[Stored data]
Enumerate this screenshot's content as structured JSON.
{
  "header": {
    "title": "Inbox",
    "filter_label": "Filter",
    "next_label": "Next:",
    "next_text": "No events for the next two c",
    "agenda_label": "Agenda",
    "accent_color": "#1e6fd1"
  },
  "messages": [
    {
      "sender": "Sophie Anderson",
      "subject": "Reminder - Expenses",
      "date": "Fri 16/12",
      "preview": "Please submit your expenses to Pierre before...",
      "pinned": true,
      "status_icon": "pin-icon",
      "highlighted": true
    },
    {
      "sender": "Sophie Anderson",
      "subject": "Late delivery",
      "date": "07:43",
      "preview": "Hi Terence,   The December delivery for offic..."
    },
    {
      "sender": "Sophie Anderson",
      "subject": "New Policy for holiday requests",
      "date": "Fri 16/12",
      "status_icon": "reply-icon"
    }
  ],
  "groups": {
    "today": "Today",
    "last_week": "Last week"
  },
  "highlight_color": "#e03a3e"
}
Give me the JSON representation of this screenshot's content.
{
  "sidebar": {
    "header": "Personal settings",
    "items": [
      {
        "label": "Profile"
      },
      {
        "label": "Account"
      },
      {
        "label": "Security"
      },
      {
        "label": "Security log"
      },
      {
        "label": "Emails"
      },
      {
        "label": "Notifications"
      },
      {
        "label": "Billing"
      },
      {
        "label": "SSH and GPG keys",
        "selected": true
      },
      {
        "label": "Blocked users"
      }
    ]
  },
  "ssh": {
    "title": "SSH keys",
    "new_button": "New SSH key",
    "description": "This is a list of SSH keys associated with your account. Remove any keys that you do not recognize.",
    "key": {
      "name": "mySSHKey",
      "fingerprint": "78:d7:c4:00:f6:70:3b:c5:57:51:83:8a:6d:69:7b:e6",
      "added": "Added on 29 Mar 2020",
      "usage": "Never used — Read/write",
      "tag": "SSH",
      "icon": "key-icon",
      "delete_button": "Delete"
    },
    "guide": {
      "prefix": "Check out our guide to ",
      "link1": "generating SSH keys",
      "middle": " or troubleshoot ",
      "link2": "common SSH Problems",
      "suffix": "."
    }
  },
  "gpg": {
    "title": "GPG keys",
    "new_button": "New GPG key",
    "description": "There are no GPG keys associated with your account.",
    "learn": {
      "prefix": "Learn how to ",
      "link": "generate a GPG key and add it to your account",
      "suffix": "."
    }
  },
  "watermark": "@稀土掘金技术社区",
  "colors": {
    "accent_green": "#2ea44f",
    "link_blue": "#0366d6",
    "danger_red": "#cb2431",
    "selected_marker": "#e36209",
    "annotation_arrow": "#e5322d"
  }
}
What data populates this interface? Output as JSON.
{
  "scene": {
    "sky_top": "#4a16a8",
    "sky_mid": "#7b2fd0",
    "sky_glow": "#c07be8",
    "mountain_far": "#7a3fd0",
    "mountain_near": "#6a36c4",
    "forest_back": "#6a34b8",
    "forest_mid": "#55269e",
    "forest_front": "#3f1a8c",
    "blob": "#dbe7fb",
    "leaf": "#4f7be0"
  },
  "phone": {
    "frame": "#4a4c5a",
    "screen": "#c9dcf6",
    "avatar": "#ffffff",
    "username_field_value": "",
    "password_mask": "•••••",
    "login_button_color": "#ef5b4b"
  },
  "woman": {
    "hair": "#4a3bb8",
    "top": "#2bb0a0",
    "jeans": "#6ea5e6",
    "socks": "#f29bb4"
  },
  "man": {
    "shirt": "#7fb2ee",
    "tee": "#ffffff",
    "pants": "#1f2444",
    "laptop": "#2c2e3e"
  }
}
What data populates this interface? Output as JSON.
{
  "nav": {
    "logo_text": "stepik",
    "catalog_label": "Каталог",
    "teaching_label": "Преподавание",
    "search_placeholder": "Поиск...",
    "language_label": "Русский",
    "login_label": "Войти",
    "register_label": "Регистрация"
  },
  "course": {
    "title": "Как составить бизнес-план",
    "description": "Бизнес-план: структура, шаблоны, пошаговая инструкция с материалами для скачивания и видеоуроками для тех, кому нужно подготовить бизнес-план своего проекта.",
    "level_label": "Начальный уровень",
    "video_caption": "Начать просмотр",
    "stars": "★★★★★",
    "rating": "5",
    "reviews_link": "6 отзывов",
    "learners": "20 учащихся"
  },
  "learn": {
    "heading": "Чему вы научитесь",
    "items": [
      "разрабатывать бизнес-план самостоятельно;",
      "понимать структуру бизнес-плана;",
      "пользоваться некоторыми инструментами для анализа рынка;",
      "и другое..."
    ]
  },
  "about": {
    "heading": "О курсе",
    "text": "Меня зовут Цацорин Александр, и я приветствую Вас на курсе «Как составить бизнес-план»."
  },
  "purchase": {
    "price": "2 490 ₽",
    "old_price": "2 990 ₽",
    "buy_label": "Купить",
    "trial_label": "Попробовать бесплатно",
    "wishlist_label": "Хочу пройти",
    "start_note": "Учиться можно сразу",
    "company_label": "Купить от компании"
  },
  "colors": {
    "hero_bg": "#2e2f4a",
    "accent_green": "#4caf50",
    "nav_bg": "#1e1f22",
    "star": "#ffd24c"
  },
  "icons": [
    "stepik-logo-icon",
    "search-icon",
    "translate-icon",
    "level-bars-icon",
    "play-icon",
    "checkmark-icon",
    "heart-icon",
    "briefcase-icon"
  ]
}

## YOUR OBJECTIVE
The records above are to be copied in full, exactly as written.

## ANSWER TO THIS PROBLEM
Enumerate this screenshot's content as structured JSON.
{
  "header": {
    "title": "Inbox",
    "filter_label": "Filter",
    "next_label": "Next:",
    "next_text": "No events for the next two c",
    "agenda_label": "Agenda",
    "accent_color": "#1e6fd1"
  },
  "messages": [
    {
      "sender": "Sophie Anderson",
      "subject": "Reminder - Expenses",
      "date": "Fri 16/12",
      "preview": "Please submit your expenses to Pierre before...",
      "pinned": true,
      "status_icon": "pin-icon",
      "highlighted": true
    },
    {
      "sender": "Sophie Anderson",
      "subject": "Late delivery",
      "date": "07:43",
      "preview": "Hi Terence,   The December delivery for offic..."
    },
    {
      "sender": "Sophie Anderson",
      "subject": "New Policy for holiday requests",
      "date": "Fri 16/12",
      "status_icon": "reply-icon"
    }
  ],
  "groups": {
    "today": "Today",
    "last_week": "Last week"
  },
  "highlight_color": "#e03a3e"
}
Give me the JSON representation of this screenshot's content.
{
  "sidebar": {
    "header": "Personal settings",
    "items": [
      {
        "label": "Profile"
      },
      {
        "label": "Account"
      },
      {
        "label": "Security"
      },
      {
        "label": "Security log"
      },
      {
        "label": "Emails"
      },
      {
        "label": "Notifications"
      },
      {
        "label": "Billing"
      },
      {
        "label": "SSH and GPG keys",
        "selected": true
      },
      {
        "label": "Blocked users"
      }
    ]
  },
  "ssh": {
    "title": "SSH keys",
    "new_button": "New SSH key",
    "description": "This is a list of SSH keys associated with your account. Remove any keys that you do not recognize.",
    "key": {
      "name": "mySSHKey",
      "fingerprint": "78:d7:c4:00:f6:70:3b:c5:57:51:83:8a:6d:69:7b:e6",
      "added": "Added on 29 Mar 2020",
      "usage": "Never used — Read/write",
      "tag": "SSH",
      "icon": "key-icon",
      "delete_button": "Delete"
    },
    "guide": {
      "prefix": "Check out our guide to ",
      "link1": "generating SSH keys",
      "middle": " or troubleshoot ",
      "link2": "common SSH Problems",
      "suffix": "."
    }
  },
  "gpg": {
    "title": "GPG keys",
    "new_button": "New GPG key",
    "description": "There are no GPG keys associated with your account.",
    "learn": {
      "prefix": "Learn how to ",
      "link": "generate a GPG key and add it to your account",
      "suffix": "."
    }
  },
  "watermark": "@稀土掘金技术社区",
  "colors": {
    "accent_green": "#2ea44f",
    "link_blue": "#0366d6",
    "danger_red": "#cb2431",
    "selected_marker": "#e36209",
    "annotation_arrow": "#e5322d"
  }
}
What data populates this interface? Output as JSON.
{
  "scene": {
    "sky_top": "#4a16a8",
    "sky_mid": "#7b2fd0",
    "sky_glow": "#c07be8",
    "mountain_far": "#7a3fd0",
    "mountain_near": "#6a36c4",
    "forest_back": "#6a34b8",
    "forest_mid": "#55269e",
    "forest_front": "#3f1a8c",
    "blob": "#dbe7fb",
    "leaf": "#4f7be0"
  },
  "phone": {
    "frame": "#4a4c5a",
    "screen": "#c9dcf6",
    "avatar": "#ffffff",
    "username_field_value": "",
    "password_mask": "•••••",
    "login_button_color": "#ef5b4b"
  },
  "woman": {
    "hair": "#4a3bb8",
    "top": "#2bb0a0",
    "jeans": "#6ea5e6",
    "socks": "#f29bb4"
  },
  "man": {
    "shirt": "#7fb2ee",
    "tee": "#ffffff",
    "pants": "#1f2444",
    "laptop": "#2c2e3e"
  }
}
What data populates this interface? Output as JSON.
{
  "nav": {
    "logo_text": "stepik",
    "catalog_label": "Каталог",
    "teaching_label": "Преподавание",
    "search_placeholder": "Поиск...",
    "language_label": "Русский",
    "login_label": "Войти",
    "register_label": "Регистрация"
  },
  "course": {
    "title": "Как составить бизнес-план",
    "description": "Бизнес-план: структура, шаблоны, пошаговая инструкция с материалами для скачивания и видеоуроками для тех, кому нужно подготовить бизнес-план своего проекта.",
    "level_label": "Начальный уровень",
    "video_caption": "Начать просмотр",
    "stars": "★★★★★",
    "rating": "5",
    "reviews_link": "6 отзывов",
    "learners": "20 учащихся"
  },
  "learn": {
    "heading": "Чему вы научитесь",
    "items": [
      "разрабатывать бизнес-план самостоятельно;",
      "понимать структуру бизнес-плана;",
      "пользоваться некоторыми инструментами для анализа рынка;",
      "и другое..."
    ]
  },
  "about": {
    "heading": "О курсе",
    "text": "Меня зовут Цацорин Александр, и я приветствую Вас на курсе «Как составить бизнес-план»."
  },
  "purchase": {
    "price": "2 490 ₽",
    "old_price": "2 990 ₽",
    "buy_label": "Купить",
    "trial_label": "Попробовать бесплатно",
    "wishlist_label": "Хочу пройти",
    "start_note": "Учиться можно сразу",
    "company_label": "Купить от компании"
  },
  "colors": {
    "hero_bg": "#2e2f4a",
    "accent_green": "#4caf50",
    "nav_bg": "#1e1f22",
    "star": "#ffd24c"
  },
  "icons": [
    "stepik-logo-icon",
    "search-icon",
    "translate-icon",
    "level-bars-icon",
    "play-icon",
    "checkmark-icon",
    "heart-icon",
    "briefcase-icon"
  ]
}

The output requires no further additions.